### Work to be completed
Determine how many lines contain the string "Find". Respond with that number and nothing more.

Data items:
## Start

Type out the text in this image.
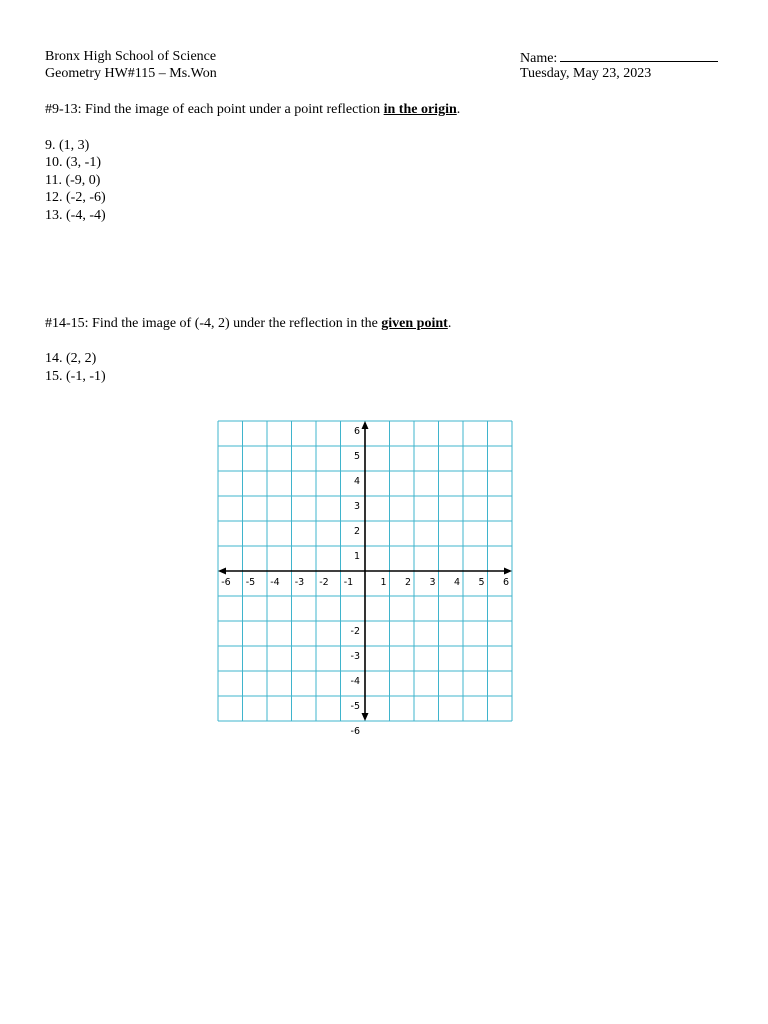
Bronx High School of Science
Geometry HW#115 – Ms.Won
Name:
Tuesday, May 23, 2023
#9-13: Find the image of each point under a point reflection in the origin.
9. (1, 3)
10. (3, -1)
11. (-9, 0)
12. (-2, -6)
13. (-4, -4)
#14-15: Find the image of (-4, 2) under the reflection in the given point.
14. (2, 2)
15. (-1, -1)
-6 -5 -4 -3 -2 -1	1 2 3 4 5 6
6
5
4
3
2
1
-2
-3
-4
-5
-6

## End

### Answer to this exercise
2